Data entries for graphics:
◆ ◆ ◆ ◆ ◆ ◆ ◆

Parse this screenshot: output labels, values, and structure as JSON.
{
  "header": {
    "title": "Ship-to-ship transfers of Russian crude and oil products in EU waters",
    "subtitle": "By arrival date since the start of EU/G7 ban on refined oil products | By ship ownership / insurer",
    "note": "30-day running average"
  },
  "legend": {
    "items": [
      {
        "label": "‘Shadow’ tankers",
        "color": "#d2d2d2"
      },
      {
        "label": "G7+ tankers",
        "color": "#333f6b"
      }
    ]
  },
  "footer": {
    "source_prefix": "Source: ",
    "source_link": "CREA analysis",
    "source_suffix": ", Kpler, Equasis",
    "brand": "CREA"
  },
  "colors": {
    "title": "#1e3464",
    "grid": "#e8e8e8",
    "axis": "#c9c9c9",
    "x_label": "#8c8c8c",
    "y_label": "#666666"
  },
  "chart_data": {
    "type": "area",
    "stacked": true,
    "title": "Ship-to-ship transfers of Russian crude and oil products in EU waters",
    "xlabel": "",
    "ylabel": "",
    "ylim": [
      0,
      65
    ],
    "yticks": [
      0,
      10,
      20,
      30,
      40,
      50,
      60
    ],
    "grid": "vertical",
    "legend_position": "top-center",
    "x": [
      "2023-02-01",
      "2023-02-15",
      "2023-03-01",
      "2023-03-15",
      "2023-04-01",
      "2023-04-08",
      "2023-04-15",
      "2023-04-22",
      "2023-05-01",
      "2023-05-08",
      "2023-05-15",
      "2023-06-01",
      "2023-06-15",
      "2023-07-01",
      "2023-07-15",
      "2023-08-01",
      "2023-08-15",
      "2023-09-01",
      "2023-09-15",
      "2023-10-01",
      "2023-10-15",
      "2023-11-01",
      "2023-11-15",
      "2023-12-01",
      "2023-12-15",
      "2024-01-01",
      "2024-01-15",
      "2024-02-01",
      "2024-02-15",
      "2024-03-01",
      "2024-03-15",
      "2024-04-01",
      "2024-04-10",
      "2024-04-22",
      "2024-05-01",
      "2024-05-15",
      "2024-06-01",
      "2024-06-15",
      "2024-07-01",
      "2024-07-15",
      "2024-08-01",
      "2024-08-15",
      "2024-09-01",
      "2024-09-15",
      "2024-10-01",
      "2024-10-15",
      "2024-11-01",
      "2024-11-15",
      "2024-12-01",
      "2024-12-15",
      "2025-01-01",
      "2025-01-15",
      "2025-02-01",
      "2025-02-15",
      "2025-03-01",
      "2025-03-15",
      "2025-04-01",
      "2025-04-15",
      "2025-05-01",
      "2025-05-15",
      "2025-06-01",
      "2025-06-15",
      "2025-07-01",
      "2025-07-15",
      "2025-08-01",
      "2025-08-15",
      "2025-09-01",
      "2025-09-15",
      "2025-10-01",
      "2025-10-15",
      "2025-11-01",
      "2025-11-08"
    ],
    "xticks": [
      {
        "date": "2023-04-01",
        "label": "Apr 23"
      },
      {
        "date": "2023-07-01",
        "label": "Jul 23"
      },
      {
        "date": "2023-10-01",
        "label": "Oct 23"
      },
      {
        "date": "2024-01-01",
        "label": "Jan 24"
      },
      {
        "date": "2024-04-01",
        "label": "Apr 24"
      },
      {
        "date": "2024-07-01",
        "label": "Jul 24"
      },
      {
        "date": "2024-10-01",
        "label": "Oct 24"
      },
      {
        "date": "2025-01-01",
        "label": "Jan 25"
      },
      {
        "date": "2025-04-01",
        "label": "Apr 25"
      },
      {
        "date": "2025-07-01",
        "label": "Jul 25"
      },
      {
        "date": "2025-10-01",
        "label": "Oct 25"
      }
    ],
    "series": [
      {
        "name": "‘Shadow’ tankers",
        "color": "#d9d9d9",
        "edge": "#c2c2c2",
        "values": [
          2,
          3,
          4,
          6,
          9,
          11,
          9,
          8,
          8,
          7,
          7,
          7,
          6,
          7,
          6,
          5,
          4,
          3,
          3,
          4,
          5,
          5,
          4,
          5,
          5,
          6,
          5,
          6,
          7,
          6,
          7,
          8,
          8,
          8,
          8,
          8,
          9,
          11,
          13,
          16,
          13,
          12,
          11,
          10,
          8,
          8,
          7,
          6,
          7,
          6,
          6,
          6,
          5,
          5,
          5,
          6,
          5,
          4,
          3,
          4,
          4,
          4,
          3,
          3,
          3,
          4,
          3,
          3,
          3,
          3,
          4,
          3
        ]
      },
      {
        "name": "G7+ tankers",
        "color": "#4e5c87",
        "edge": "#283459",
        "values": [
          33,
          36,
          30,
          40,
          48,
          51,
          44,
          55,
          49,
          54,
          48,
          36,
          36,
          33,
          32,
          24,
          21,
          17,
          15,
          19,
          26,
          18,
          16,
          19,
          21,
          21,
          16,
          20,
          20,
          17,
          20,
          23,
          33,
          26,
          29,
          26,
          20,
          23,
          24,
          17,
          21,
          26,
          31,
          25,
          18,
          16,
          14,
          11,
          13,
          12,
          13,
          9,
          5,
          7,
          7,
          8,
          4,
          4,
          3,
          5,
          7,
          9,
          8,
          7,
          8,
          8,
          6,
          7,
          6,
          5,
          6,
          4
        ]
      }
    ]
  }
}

◆ ◆ ◆ ◆ ◆ ◆ ◆

What you need to do
Retype every entry above, word for word.

Reply to the exercise
Parse this screenshot: output labels, values, and structure as JSON.
{
  "header": {
    "title": "Ship-to-ship transfers of Russian crude and oil products in EU waters",
    "subtitle": "By arrival date since the start of EU/G7 ban on refined oil products | By ship ownership / insurer",
    "note": "30-day running average"
  },
  "legend": {
    "items": [
      {
        "label": "‘Shadow’ tankers",
        "color": "#d2d2d2"
      },
      {
        "label": "G7+ tankers",
        "color": "#333f6b"
      }
    ]
  },
  "footer": {
    "source_prefix": "Source: ",
    "source_link": "CREA analysis",
    "source_suffix": ", Kpler, Equasis",
    "brand": "CREA"
  },
  "colors": {
    "title": "#1e3464",
    "grid": "#e8e8e8",
    "axis": "#c9c9c9",
    "x_label": "#8c8c8c",
    "y_label": "#666666"
  },
  "chart_data": {
    "type": "area",
    "stacked": true,
    "title": "Ship-to-ship transfers of Russian crude and oil products in EU waters",
    "xlabel": "",
    "ylabel": "",
    "ylim": [
      0,
      65
    ],
    "yticks": [
      0,
      10,
      20,
      30,
      40,
      50,
      60
    ],
    "grid": "vertical",
    "legend_position": "top-center",
    "x": [
      "2023-02-01",
      "2023-02-15",
      "2023-03-01",
      "2023-03-15",
      "2023-04-01",
      "2023-04-08",
      "2023-04-15",
      "2023-04-22",
      "2023-05-01",
      "2023-05-08",
      "2023-05-15",
      "2023-06-01",
      "2023-06-15",
      "2023-07-01",
      "2023-07-15",
      "2023-08-01",
      "2023-08-15",
      "2023-09-01",
      "2023-09-15",
      "2023-10-01",
      "2023-10-15",
      "2023-11-01",
      "2023-11-15",
      "2023-12-01",
      "2023-12-15",
      "2024-01-01",
      "2024-01-15",
      "2024-02-01",
      "2024-02-15",
      "2024-03-01",
      "2024-03-15",
      "2024-04-01",
      "2024-04-10",
      "2024-04-22",
      "2024-05-01",
      "2024-05-15",
      "2024-06-01",
      "2024-06-15",
      "2024-07-01",
      "2024-07-15",
      "2024-08-01",
      "2024-08-15",
      "2024-09-01",
      "2024-09-15",
      "2024-10-01",
      "2024-10-15",
      "2024-11-01",
      "2024-11-15",
      "2024-12-01",
      "2024-12-15",
      "2025-01-01",
      "2025-01-15",
      "2025-02-01",
      "2025-02-15",
      "2025-03-01",
      "2025-03-15",
      "2025-04-01",
      "2025-04-15",
      "2025-05-01",
      "2025-05-15",
      "2025-06-01",
      "2025-06-15",
      "2025-07-01",
      "2025-07-15",
      "2025-08-01",
      "2025-08-15",
      "2025-09-01",
      "2025-09-15",
      "2025-10-01",
      "2025-10-15",
      "2025-11-01",
      "2025-11-08"
    ],
    "xticks": [
      {
        "date": "2023-04-01",
        "label": "Apr 23"
      },
      {
        "date": "2023-07-01",
        "label": "Jul 23"
      },
      {
        "date": "2023-10-01",
        "label": "Oct 23"
      },
      {
        "date": "2024-01-01",
        "label": "Jan 24"
      },
      {
        "date": "2024-04-01",
        "label": "Apr 24"
      },
      {
        "date": "2024-07-01",
        "label": "Jul 24"
      },
      {
        "date": "2024-10-01",
        "label": "Oct 24"
      },
      {
        "date": "2025-01-01",
        "label": "Jan 25"
      },
      {
        "date": "2025-04-01",
        "label": "Apr 25"
      },
      {
        "date": "2025-07-01",
        "label": "Jul 25"
      },
      {
        "date": "2025-10-01",
        "label": "Oct 25"
      }
    ],
    "series": [
      {
        "name": "‘Shadow’ tankers",
        "color": "#d9d9d9",
        "edge": "#c2c2c2",
        "values": [
          2,
          3,
          4,
          6,
          9,
          11,
          9,
          8,
          8,
          7,
          7,
          7,
          6,
          7,
          6,
          5,
          4,
          3,
          3,
          4,
          5,
          5,
          4,
          5,
          5,
          6,
          5,
          6,
          7,
          6,
          7,
          8,
          8,
          8,
          8,
          8,
          9,
          11,
          13,
          16,
          13,
          12,
          11,
          10,
          8,
          8,
          7,
          6,
          7,
          6,
          6,
          6,
          5,
          5,
          5,
          6,
          5,
          4,
          3,
          4,
          4,
          4,
          3,
          3,
          3,
          4,
          3,
          3,
          3,
          3,
          4,
          3
        ]
      },
      {
        "name": "G7+ tankers",
        "color": "#4e5c87",
        "edge": "#283459",
        "values": [
          33,
          36,
          30,
          40,
          48,
          51,
          44,
          55,
          49,
          54,
          48,
          36,
          36,
          33,
          32,
          24,
          21,
          17,
          15,
          19,
          26,
          18,
          16,
          19,
          21,
          21,
          16,
          20,
          20,
          17,
          20,
          23,
          33,
          26,
          29,
          26,
          20,
          23,
          24,
          17,
          21,
          26,
          31,
          25,
          18,
          16,
          14,
          11,
          13,
          12,
          13,
          9,
          5,
          7,
          7,
          8,
          4,
          4,
          3,
          5,
          7,
          9,
          8,
          7,
          8,
          8,
          6,
          7,
          6,
          5,
          6,
          4
        ]
      }
    ]
  }
}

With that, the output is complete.